--- BEGIN INPUT ROWS ---

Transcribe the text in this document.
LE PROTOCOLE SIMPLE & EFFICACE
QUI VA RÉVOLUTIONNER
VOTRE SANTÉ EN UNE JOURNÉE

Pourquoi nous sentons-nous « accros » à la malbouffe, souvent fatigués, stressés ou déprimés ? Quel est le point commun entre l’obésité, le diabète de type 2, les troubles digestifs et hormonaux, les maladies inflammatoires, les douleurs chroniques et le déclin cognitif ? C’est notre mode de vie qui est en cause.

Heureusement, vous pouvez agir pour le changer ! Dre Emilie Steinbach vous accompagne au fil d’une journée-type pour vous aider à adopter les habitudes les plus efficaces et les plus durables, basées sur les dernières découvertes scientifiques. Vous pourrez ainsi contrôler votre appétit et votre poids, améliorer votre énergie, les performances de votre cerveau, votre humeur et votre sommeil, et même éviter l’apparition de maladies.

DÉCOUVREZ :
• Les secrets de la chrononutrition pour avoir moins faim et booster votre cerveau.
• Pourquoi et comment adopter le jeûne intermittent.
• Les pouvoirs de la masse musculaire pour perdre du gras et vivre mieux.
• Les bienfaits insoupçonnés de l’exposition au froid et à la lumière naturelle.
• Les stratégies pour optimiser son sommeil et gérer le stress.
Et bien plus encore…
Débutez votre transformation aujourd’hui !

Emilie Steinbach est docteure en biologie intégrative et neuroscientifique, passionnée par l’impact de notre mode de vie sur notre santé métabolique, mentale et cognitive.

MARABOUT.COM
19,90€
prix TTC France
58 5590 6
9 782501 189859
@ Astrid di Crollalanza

--- END INPUT ROWS ---

» **DIRECTION**: Please restate the whole listing word for word.

» **TASK OUTPUT**:
Transcribe the text in this document.
LE PROTOCOLE SIMPLE & EFFICACE
QUI VA RÉVOLUTIONNER
VOTRE SANTÉ EN UNE JOURNÉE

Pourquoi nous sentons-nous « accros » à la malbouffe, souvent fatigués, stressés ou déprimés ? Quel est le point commun entre l’obésité, le diabète de type 2, les troubles digestifs et hormonaux, les maladies inflammatoires, les douleurs chroniques et le déclin cognitif ? C’est notre mode de vie qui est en cause.

Heureusement, vous pouvez agir pour le changer ! Dre Emilie Steinbach vous accompagne au fil d’une journée-type pour vous aider à adopter les habitudes les plus efficaces et les plus durables, basées sur les dernières découvertes scientifiques. Vous pourrez ainsi contrôler votre appétit et votre poids, améliorer votre énergie, les performances de votre cerveau, votre humeur et votre sommeil, et même éviter l’apparition de maladies.

DÉCOUVREZ :
• Les secrets de la chrononutrition pour avoir moins faim et booster votre cerveau.
• Pourquoi et comment adopter le jeûne intermittent.
• Les pouvoirs de la masse musculaire pour perdre du gras et vivre mieux.
• Les bienfaits insoupçonnés de l’exposition au froid et à la lumière naturelle.
• Les stratégies pour optimiser son sommeil et gérer le stress.
Et bien plus encore…
Débutez votre transformation aujourd’hui !

Emilie Steinbach est docteure en biologie intégrative et neuroscientifique, passionnée par l’impact de notre mode de vie sur notre santé métabolique, mentale et cognitive.

MARABOUT.COM
19,90€
prix TTC France
58 5590 6
9 782501 189859
@ Astrid di Crollalanza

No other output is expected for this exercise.